Given problem
Extract all of the entries and give them again, word for word.

Dataset records

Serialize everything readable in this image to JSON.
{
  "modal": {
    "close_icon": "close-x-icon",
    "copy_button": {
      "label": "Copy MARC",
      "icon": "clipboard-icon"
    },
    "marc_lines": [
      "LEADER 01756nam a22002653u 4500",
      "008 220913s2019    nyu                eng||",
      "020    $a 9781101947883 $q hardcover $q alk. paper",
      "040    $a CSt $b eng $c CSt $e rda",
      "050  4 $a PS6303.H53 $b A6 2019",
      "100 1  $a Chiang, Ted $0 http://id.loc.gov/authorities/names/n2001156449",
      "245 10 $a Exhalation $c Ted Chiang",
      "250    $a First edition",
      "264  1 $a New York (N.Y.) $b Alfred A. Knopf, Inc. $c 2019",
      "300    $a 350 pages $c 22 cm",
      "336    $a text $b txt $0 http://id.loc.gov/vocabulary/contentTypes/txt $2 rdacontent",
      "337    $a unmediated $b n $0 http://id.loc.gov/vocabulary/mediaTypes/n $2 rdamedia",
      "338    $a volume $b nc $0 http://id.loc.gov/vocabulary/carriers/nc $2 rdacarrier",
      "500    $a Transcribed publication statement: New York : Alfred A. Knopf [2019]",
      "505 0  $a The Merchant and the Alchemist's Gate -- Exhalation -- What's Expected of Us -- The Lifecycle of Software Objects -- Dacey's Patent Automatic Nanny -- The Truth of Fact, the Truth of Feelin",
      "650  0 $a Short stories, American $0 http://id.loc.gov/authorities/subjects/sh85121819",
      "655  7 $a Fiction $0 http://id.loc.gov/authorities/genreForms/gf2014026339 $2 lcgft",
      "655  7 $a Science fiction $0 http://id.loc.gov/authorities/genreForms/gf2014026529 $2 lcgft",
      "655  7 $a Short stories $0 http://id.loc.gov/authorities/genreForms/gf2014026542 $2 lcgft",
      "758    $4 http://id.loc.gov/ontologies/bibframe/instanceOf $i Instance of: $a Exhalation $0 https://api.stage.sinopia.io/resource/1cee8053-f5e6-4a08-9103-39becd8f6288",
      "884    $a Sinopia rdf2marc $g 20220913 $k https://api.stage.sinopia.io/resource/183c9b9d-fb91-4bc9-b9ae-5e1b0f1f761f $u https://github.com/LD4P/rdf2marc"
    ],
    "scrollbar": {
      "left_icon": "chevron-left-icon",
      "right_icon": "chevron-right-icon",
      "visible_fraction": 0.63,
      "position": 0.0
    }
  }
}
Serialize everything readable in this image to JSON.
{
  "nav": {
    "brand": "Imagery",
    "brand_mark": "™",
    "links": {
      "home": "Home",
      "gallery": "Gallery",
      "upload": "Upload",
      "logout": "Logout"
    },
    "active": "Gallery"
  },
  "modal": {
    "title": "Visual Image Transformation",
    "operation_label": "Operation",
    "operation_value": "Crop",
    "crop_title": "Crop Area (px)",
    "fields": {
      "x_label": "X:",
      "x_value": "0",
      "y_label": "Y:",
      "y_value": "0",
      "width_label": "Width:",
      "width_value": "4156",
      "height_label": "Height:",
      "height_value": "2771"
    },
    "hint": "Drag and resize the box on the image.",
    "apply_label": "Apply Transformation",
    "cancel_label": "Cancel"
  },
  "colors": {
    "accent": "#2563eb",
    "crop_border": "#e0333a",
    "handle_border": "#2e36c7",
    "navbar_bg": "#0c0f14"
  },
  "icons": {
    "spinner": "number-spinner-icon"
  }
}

Task solution
Serialize everything readable in this image to JSON.
{
  "modal": {
    "close_icon": "close-x-icon",
    "copy_button": {
      "label": "Copy MARC",
      "icon": "clipboard-icon"
    },
    "marc_lines": [
      "LEADER 01756nam a22002653u 4500",
      "008 220913s2019    nyu                eng||",
      "020    $a 9781101947883 $q hardcover $q alk. paper",
      "040    $a CSt $b eng $c CSt $e rda",
      "050  4 $a PS6303.H53 $b A6 2019",
      "100 1  $a Chiang, Ted $0 http://id.loc.gov/authorities/names/n2001156449",
      "245 10 $a Exhalation $c Ted Chiang",
      "250    $a First edition",
      "264  1 $a New York (N.Y.) $b Alfred A. Knopf, Inc. $c 2019",
      "300    $a 350 pages $c 22 cm",
      "336    $a text $b txt $0 http://id.loc.gov/vocabulary/contentTypes/txt $2 rdacontent",
      "337    $a unmediated $b n $0 http://id.loc.gov/vocabulary/mediaTypes/n $2 rdamedia",
      "338    $a volume $b nc $0 http://id.loc.gov/vocabulary/carriers/nc $2 rdacarrier",
      "500    $a Transcribed publication statement: New York : Alfred A. Knopf [2019]",
      "505 0  $a The Merchant and the Alchemist's Gate -- Exhalation -- What's Expected of Us -- The Lifecycle of Software Objects -- Dacey's Patent Automatic Nanny -- The Truth of Fact, the Truth of Feelin",
      "650  0 $a Short stories, American $0 http://id.loc.gov/authorities/subjects/sh85121819",
      "655  7 $a Fiction $0 http://id.loc.gov/authorities/genreForms/gf2014026339 $2 lcgft",
      "655  7 $a Science fiction $0 http://id.loc.gov/authorities/genreForms/gf2014026529 $2 lcgft",
      "655  7 $a Short stories $0 http://id.loc.gov/authorities/genreForms/gf2014026542 $2 lcgft",
      "758    $4 http://id.loc.gov/ontologies/bibframe/instanceOf $i Instance of: $a Exhalation $0 https://api.stage.sinopia.io/resource/1cee8053-f5e6-4a08-9103-39becd8f6288",
      "884    $a Sinopia rdf2marc $g 20220913 $k https://api.stage.sinopia.io/resource/183c9b9d-fb91-4bc9-b9ae-5e1b0f1f761f $u https://github.com/LD4P/rdf2marc"
    ],
    "scrollbar": {
      "left_icon": "chevron-left-icon",
      "right_icon": "chevron-right-icon",
      "visible_fraction": 0.63,
      "position": 0.0
    }
  }
}
Serialize everything readable in this image to JSON.
{
  "nav": {
    "brand": "Imagery",
    "brand_mark": "™",
    "links": {
      "home": "Home",
      "gallery": "Gallery",
      "upload": "Upload",
      "logout": "Logout"
    },
    "active": "Gallery"
  },
  "modal": {
    "title": "Visual Image Transformation",
    "operation_label": "Operation",
    "operation_value": "Crop",
    "crop_title": "Crop Area (px)",
    "fields": {
      "x_label": "X:",
      "x_value": "0",
      "y_label": "Y:",
      "y_value": "0",
      "width_label": "Width:",
      "width_value": "4156",
      "height_label": "Height:",
      "height_value": "2771"
    },
    "hint": "Drag and resize the box on the image.",
    "apply_label": "Apply Transformation",
    "cancel_label": "Cancel"
  },
  "colors": {
    "accent": "#2563eb",
    "crop_border": "#e0333a",
    "handle_border": "#2e36c7",
    "navbar_bg": "#0c0f14"
  },
  "icons": {
    "spinner": "number-spinner-icon"
  }
}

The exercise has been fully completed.